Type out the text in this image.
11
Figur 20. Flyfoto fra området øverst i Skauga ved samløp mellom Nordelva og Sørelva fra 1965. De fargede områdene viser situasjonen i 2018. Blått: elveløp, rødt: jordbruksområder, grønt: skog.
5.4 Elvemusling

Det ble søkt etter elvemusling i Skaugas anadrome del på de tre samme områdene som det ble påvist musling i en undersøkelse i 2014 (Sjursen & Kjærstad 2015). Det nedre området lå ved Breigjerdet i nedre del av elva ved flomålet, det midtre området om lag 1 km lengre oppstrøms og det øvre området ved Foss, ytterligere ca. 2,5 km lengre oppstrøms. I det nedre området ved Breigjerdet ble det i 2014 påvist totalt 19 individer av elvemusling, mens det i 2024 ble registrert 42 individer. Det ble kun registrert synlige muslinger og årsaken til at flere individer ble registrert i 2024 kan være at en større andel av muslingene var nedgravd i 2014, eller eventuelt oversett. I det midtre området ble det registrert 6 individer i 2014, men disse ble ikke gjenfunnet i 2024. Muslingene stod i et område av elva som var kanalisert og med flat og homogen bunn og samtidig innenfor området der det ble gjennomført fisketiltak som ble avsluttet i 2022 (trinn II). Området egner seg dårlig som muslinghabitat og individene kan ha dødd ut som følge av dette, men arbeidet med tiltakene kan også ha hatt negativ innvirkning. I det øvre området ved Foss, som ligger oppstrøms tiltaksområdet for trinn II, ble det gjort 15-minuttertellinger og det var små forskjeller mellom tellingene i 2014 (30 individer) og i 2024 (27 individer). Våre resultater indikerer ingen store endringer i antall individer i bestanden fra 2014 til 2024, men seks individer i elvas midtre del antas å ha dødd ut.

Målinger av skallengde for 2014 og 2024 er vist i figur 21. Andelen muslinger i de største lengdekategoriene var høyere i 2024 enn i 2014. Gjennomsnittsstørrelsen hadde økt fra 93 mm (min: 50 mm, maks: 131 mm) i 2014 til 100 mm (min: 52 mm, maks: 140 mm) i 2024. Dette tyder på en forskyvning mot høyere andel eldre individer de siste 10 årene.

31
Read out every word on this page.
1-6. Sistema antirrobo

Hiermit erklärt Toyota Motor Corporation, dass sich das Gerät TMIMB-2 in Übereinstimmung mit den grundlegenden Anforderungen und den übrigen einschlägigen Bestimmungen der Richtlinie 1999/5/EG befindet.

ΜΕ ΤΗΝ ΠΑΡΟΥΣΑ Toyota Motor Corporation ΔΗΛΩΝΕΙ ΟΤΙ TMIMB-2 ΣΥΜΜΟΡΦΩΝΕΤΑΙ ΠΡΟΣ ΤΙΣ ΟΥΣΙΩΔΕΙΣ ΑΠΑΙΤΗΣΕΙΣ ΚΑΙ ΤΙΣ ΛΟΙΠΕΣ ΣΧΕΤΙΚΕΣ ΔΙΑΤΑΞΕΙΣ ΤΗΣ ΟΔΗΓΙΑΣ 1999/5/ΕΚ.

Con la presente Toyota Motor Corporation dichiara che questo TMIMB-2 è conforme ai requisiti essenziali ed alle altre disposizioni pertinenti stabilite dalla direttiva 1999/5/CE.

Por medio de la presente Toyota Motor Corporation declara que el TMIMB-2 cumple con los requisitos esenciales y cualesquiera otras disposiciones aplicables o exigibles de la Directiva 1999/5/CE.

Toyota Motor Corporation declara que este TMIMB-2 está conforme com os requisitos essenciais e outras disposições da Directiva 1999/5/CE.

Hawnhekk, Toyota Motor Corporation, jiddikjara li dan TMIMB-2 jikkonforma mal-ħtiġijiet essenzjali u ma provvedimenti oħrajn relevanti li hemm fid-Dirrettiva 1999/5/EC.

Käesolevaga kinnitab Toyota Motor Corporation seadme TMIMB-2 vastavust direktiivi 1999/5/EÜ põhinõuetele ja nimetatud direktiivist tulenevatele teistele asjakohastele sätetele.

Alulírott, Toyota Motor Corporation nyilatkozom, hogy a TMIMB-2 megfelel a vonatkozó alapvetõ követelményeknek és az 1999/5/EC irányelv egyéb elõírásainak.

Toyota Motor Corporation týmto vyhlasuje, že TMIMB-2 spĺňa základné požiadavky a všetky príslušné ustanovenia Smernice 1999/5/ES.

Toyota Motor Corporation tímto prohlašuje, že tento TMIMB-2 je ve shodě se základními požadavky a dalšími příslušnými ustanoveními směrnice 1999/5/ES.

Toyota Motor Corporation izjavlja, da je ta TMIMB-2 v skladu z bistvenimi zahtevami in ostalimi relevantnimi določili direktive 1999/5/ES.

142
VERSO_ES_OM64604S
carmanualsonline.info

◆ ◆ ◆

AIM:
Read the data above and pull out each line that holds the string "TMIMB".

OUTPUT BELOW:
Hiermit erklärt Toyota Motor Corporation, dass sich das Gerät TMIMB-2 in Übereinstimmung mit den grundlegenden Anforderungen und den übrigen einschlägigen Bestimmungen der Richtlinie 1999/5/EG befindet.
ΜΕ ΤΗΝ ΠΑΡΟΥΣΑ Toyota Motor Corporation ΔΗΛΩΝΕΙ ΟΤΙ TMIMB-2 ΣΥΜΜΟΡΦΩΝΕΤΑΙ ΠΡΟΣ ΤΙΣ ΟΥΣΙΩΔΕΙΣ ΑΠΑΙΤΗΣΕΙΣ ΚΑΙ ΤΙΣ ΛΟΙΠΕΣ ΣΧΕΤΙΚΕΣ ΔΙΑΤΑΞΕΙΣ ΤΗΣ ΟΔΗΓΙΑΣ 1999/5/ΕΚ.
Con la presente Toyota Motor Corporation dichiara che questo TMIMB-2 è conforme ai requisiti essenziali ed alle altre disposizioni pertinenti stabilite dalla direttiva 1999/5/CE.
Por medio de la presente Toyota Motor Corporation declara que el TMIMB-2 cumple con los requisitos esenciales y cualesquiera otras disposiciones aplicables o exigibles de la Directiva 1999/5/CE.
Toyota Motor Corporation declara que este TMIMB-2 está conforme com os requisitos essenciais e outras disposições da Directiva 1999/5/CE.
Hawnhekk, Toyota Motor Corporation, jiddikjara li dan TMIMB-2 jikkonforma mal-ħtiġijiet essenzjali u ma provvedimenti oħrajn relevanti li hemm fid-Dirrettiva 1999/5/EC.
Käesolevaga kinnitab Toyota Motor Corporation seadme TMIMB-2 vastavust direktiivi 1999/5/EÜ põhinõuetele ja nimetatud direktiivist tulenevatele teistele asjakohastele sätetele.
Alulírott, Toyota Motor Corporation nyilatkozom, hogy a TMIMB-2 megfelel a vonatkozó alapvetõ követelményeknek és az 1999/5/EC irányelv egyéb elõírásainak.
Toyota Motor Corporation týmto vyhlasuje, že TMIMB-2 spĺňa základné požiadavky a všetky príslušné ustanovenia Smernice 1999/5/ES.
Toyota Motor Corporation tímto prohlašuje, že tento TMIMB-2 je ve shodě se základními požadavky a dalšími příslušnými ustanoveními směrnice 1999/5/ES.
Toyota Motor Corporation izjavlja, da je ta TMIMB-2 v skladu z bistvenimi zahtevami in ostalimi relevantnimi določili direktive 1999/5/ES.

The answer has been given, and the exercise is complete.